### [Exercise aim]
Output each line of the material exactly as it stands.

* * *

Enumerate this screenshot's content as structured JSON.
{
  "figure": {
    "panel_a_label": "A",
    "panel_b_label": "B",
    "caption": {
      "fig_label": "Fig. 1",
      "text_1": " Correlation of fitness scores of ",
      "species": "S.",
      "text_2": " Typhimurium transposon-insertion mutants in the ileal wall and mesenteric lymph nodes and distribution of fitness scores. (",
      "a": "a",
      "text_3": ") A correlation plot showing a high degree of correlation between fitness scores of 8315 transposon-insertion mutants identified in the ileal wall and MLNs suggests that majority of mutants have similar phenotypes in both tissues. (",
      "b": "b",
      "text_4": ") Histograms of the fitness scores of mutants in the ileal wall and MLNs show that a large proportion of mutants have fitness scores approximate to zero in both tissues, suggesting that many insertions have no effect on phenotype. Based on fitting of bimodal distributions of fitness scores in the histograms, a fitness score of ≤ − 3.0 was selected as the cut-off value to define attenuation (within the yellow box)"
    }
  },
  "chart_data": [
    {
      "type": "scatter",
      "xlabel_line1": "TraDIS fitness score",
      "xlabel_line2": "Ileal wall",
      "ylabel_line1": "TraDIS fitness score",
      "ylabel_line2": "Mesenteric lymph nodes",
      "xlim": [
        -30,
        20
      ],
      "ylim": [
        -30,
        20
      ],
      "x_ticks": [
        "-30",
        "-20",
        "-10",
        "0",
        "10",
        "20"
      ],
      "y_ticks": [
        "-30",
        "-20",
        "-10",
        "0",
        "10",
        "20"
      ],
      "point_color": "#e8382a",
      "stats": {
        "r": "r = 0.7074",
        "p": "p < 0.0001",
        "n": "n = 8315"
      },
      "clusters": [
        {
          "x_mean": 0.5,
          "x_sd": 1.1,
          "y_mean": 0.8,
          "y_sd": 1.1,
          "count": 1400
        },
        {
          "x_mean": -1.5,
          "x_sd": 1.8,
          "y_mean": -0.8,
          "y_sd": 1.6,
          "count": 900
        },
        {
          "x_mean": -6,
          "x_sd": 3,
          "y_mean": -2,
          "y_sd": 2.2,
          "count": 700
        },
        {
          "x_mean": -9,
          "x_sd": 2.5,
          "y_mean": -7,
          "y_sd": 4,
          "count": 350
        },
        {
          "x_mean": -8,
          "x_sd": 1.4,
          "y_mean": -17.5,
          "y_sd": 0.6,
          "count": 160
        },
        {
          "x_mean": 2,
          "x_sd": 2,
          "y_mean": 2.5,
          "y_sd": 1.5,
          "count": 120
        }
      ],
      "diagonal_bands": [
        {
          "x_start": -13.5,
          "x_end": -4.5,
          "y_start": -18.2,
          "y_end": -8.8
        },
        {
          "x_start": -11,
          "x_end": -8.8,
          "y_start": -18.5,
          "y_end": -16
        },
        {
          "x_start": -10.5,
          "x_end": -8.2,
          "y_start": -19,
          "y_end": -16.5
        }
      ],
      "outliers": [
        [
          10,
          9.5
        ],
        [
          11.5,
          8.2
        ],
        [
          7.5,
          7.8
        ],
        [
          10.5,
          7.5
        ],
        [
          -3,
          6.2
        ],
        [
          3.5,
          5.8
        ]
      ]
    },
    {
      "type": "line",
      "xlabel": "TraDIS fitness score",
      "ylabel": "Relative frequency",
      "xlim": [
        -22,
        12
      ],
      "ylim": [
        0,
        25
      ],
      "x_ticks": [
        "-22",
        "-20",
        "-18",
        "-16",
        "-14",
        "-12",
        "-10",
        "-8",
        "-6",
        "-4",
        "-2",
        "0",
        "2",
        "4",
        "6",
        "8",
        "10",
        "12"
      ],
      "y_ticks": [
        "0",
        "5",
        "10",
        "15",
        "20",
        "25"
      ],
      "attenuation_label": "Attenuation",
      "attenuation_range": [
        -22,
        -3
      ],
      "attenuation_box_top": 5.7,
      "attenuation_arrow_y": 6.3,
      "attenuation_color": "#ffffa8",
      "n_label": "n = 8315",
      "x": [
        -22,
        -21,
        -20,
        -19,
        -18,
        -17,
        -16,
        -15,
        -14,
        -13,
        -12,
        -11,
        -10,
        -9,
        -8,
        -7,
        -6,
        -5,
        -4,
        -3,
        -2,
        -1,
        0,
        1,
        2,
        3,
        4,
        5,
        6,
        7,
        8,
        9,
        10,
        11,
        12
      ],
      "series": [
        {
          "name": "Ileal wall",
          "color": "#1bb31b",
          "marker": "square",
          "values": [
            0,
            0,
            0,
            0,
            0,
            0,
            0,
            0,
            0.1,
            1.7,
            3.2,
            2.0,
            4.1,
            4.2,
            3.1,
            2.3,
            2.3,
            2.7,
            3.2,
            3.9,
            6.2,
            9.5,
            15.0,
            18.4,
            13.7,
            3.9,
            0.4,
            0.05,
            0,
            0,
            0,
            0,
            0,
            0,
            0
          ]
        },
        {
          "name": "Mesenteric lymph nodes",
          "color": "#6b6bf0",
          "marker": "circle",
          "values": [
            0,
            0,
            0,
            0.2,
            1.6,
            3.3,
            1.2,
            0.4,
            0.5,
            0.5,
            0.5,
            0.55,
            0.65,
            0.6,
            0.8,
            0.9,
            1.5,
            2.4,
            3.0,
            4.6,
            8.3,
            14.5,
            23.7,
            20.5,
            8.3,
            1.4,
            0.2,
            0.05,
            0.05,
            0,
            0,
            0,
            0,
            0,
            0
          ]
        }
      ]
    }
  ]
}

* * *

### [Output of the task]
Enumerate this screenshot's content as structured JSON.
{
  "figure": {
    "panel_a_label": "A",
    "panel_b_label": "B",
    "caption": {
      "fig_label": "Fig. 1",
      "text_1": " Correlation of fitness scores of ",
      "species": "S.",
      "text_2": " Typhimurium transposon-insertion mutants in the ileal wall and mesenteric lymph nodes and distribution of fitness scores. (",
      "a": "a",
      "text_3": ") A correlation plot showing a high degree of correlation between fitness scores of 8315 transposon-insertion mutants identified in the ileal wall and MLNs suggests that majority of mutants have similar phenotypes in both tissues. (",
      "b": "b",
      "text_4": ") Histograms of the fitness scores of mutants in the ileal wall and MLNs show that a large proportion of mutants have fitness scores approximate to zero in both tissues, suggesting that many insertions have no effect on phenotype. Based on fitting of bimodal distributions of fitness scores in the histograms, a fitness score of ≤ − 3.0 was selected as the cut-off value to define attenuation (within the yellow box)"
    }
  },
  "chart_data": [
    {
      "type": "scatter",
      "xlabel_line1": "TraDIS fitness score",
      "xlabel_line2": "Ileal wall",
      "ylabel_line1": "TraDIS fitness score",
      "ylabel_line2": "Mesenteric lymph nodes",
      "xlim": [
        -30,
        20
      ],
      "ylim": [
        -30,
        20
      ],
      "x_ticks": [
        "-30",
        "-20",
        "-10",
        "0",
        "10",
        "20"
      ],
      "y_ticks": [
        "-30",
        "-20",
        "-10",
        "0",
        "10",
        "20"
      ],
      "point_color": "#e8382a",
      "stats": {
        "r": "r = 0.7074",
        "p": "p < 0.0001",
        "n": "n = 8315"
      },
      "clusters": [
        {
          "x_mean": 0.5,
          "x_sd": 1.1,
          "y_mean": 0.8,
          "y_sd": 1.1,
          "count": 1400
        },
        {
          "x_mean": -1.5,
          "x_sd": 1.8,
          "y_mean": -0.8,
          "y_sd": 1.6,
          "count": 900
        },
        {
          "x_mean": -6,
          "x_sd": 3,
          "y_mean": -2,
          "y_sd": 2.2,
          "count": 700
        },
        {
          "x_mean": -9,
          "x_sd": 2.5,
          "y_mean": -7,
          "y_sd": 4,
          "count": 350
        },
        {
          "x_mean": -8,
          "x_sd": 1.4,
          "y_mean": -17.5,
          "y_sd": 0.6,
          "count": 160
        },
        {
          "x_mean": 2,
          "x_sd": 2,
          "y_mean": 2.5,
          "y_sd": 1.5,
          "count": 120
        }
      ],
      "diagonal_bands": [
        {
          "x_start": -13.5,
          "x_end": -4.5,
          "y_start": -18.2,
          "y_end": -8.8
        },
        {
          "x_start": -11,
          "x_end": -8.8,
          "y_start": -18.5,
          "y_end": -16
        },
        {
          "x_start": -10.5,
          "x_end": -8.2,
          "y_start": -19,
          "y_end": -16.5
        }
      ],
      "outliers": [
        [
          10,
          9.5
        ],
        [
          11.5,
          8.2
        ],
        [
          7.5,
          7.8
        ],
        [
          10.5,
          7.5
        ],
        [
          -3,
          6.2
        ],
        [
          3.5,
          5.8
        ]
      ]
    },
    {
      "type": "line",
      "xlabel": "TraDIS fitness score",
      "ylabel": "Relative frequency",
      "xlim": [
        -22,
        12
      ],
      "ylim": [
        0,
        25
      ],
      "x_ticks": [
        "-22",
        "-20",
        "-18",
        "-16",
        "-14",
        "-12",
        "-10",
        "-8",
        "-6",
        "-4",
        "-2",
        "0",
        "2",
        "4",
        "6",
        "8",
        "10",
        "12"
      ],
      "y_ticks": [
        "0",
        "5",
        "10",
        "15",
        "20",
        "25"
      ],
      "attenuation_label": "Attenuation",
      "attenuation_range": [
        -22,
        -3
      ],
      "attenuation_box_top": 5.7,
      "attenuation_arrow_y": 6.3,
      "attenuation_color": "#ffffa8",
      "n_label": "n = 8315",
      "x": [
        -22,
        -21,
        -20,
        -19,
        -18,
        -17,
        -16,
        -15,
        -14,
        -13,
        -12,
        -11,
        -10,
        -9,
        -8,
        -7,
        -6,
        -5,
        -4,
        -3,
        -2,
        -1,
        0,
        1,
        2,
        3,
        4,
        5,
        6,
        7,
        8,
        9,
        10,
        11,
        12
      ],
      "series": [
        {
          "name": "Ileal wall",
          "color": "#1bb31b",
          "marker": "square",
          "values": [
            0,
            0,
            0,
            0,
            0,
            0,
            0,
            0,
            0.1,
            1.7,
            3.2,
            2.0,
            4.1,
            4.2,
            3.1,
            2.3,
            2.3,
            2.7,
            3.2,
            3.9,
            6.2,
            9.5,
            15.0,
            18.4,
            13.7,
            3.9,
            0.4,
            0.05,
            0,
            0,
            0,
            0,
            0,
            0,
            0
          ]
        },
        {
          "name": "Mesenteric lymph nodes",
          "color": "#6b6bf0",
          "marker": "circle",
          "values": [
            0,
            0,
            0,
            0.2,
            1.6,
            3.3,
            1.2,
            0.4,
            0.5,
            0.5,
            0.5,
            0.55,
            0.65,
            0.6,
            0.8,
            0.9,
            1.5,
            2.4,
            3.0,
            4.6,
            8.3,
            14.5,
            23.7,
            20.5,
            8.3,
            1.4,
            0.2,
            0.05,
            0.05,
            0,
            0,
            0,
            0,
            0,
            0
          ]
        }
      ]
    }
  ]
}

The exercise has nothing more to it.